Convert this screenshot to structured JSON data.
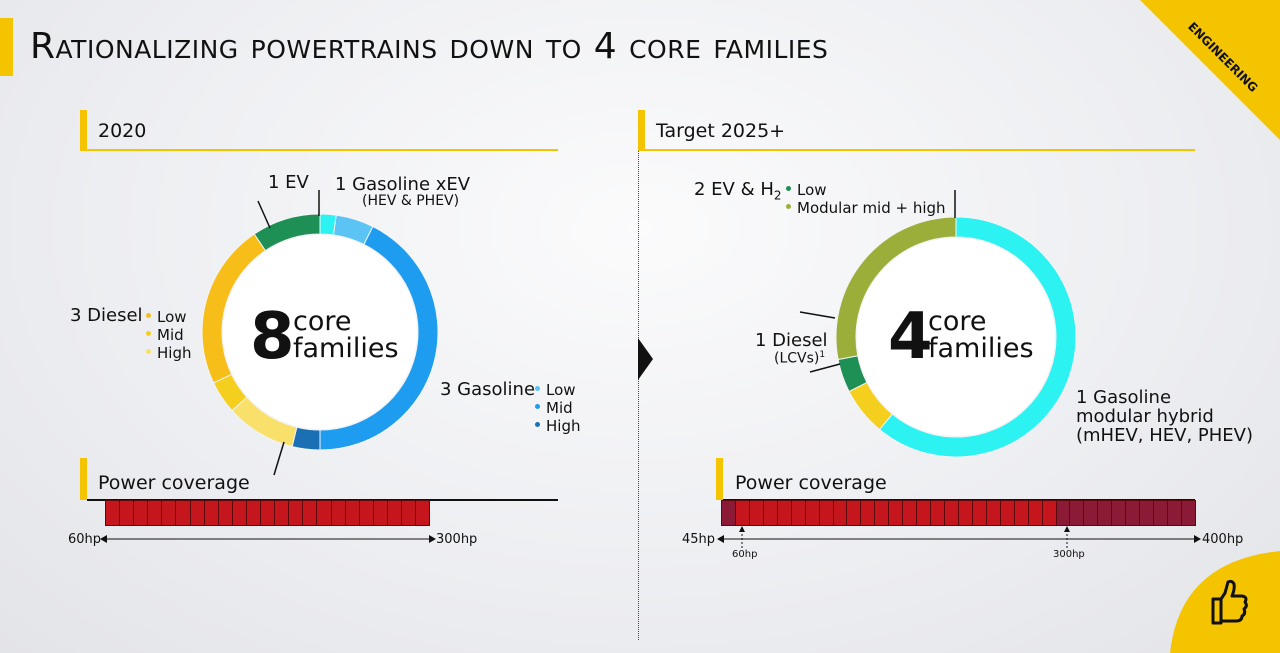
{
  "title": "Rationalizing powertrains down to 4 core families",
  "tag": "ENGINEERING",
  "left": {
    "section": "2020",
    "count": "8",
    "core": "core",
    "families": "families",
    "ev_label": "1 EV",
    "gxev_label": "1 Gasoline xEV",
    "gxev_sub": "(HEV & PHEV)",
    "diesel_label": "3 Diesel",
    "diesel_legend": [
      "Low",
      "Mid",
      "High"
    ],
    "gasoline_label": "3 Gasoline",
    "gasoline_legend": [
      "Low",
      "Mid",
      "High"
    ],
    "power_label": "Power coverage",
    "hp_min": "60hp",
    "hp_max": "300hp"
  },
  "right": {
    "section": "Target 2025+",
    "count": "4",
    "core": "core",
    "families": "families",
    "ev_label": "2 EV & H",
    "ev_sub": "2",
    "ev_legend": [
      "Low",
      "Modular mid + high"
    ],
    "diesel_label": "1 Diesel",
    "diesel_sub": "(LCVs)",
    "diesel_note": "1",
    "gasoline_label": [
      "1 Gasoline",
      "modular hybrid",
      "(mHEV, HEV, PHEV)"
    ],
    "power_label": "Power coverage",
    "hp_min": "45hp",
    "hp_max": "400hp",
    "hp_mark1": "60hp",
    "hp_mark2": "300hp"
  },
  "colors": {
    "accent": "#f5c400",
    "ev_green": "#1e8f55",
    "olive": "#9cae3a",
    "cyan": "#2cf2f2",
    "light_blue": "#5cc4f5",
    "blue": "#1e9cf0",
    "dark_blue": "#1a6fb5",
    "yellow": "#f7be1a",
    "yellow_mid": "#f5cf1e",
    "yellow_light": "#f8e06a",
    "bar_red": "#c4161c",
    "bar_dark": "#8a1a35"
  },
  "chart_data": [
    {
      "type": "pie",
      "name": "2020",
      "segments": [
        {
          "label": "Gasoline xEV",
          "value": 2.2
        },
        {
          "label": "Gasoline xEV light",
          "value": 5.2
        },
        {
          "label": "Gasoline Mid",
          "value": 42.6
        },
        {
          "label": "Gasoline High",
          "value": 3.8
        },
        {
          "label": "Diesel High",
          "value": 9.6
        },
        {
          "label": "Diesel Mid",
          "value": 4.5
        },
        {
          "label": "Diesel Low",
          "value": 22.7
        },
        {
          "label": "EV",
          "value": 9.4
        }
      ]
    },
    {
      "type": "pie",
      "name": "Target 2025+",
      "segments": [
        {
          "label": "Gasoline modular hybrid",
          "value": 61.0
        },
        {
          "label": "Diesel (LCVs)",
          "value": 6.5
        },
        {
          "label": "EV Low",
          "value": 4.5
        },
        {
          "label": "EV Modular mid + high",
          "value": 28.0
        }
      ]
    },
    {
      "type": "bar",
      "name": "Power coverage 2020",
      "range_hp": [
        60,
        300
      ],
      "segments": 23
    },
    {
      "type": "bar",
      "name": "Power coverage 2025+",
      "range_hp": [
        45,
        400
      ],
      "highlight_range_hp": [
        60,
        300
      ],
      "segments": 34
    }
  ]
}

------------------------------------------------------------

→ **Stated goal**
Copy out every line in the entries above that holds "segments".

→ **Output below**
      "segments": [
      "segments": [
      "segments": 23
      "segments": 34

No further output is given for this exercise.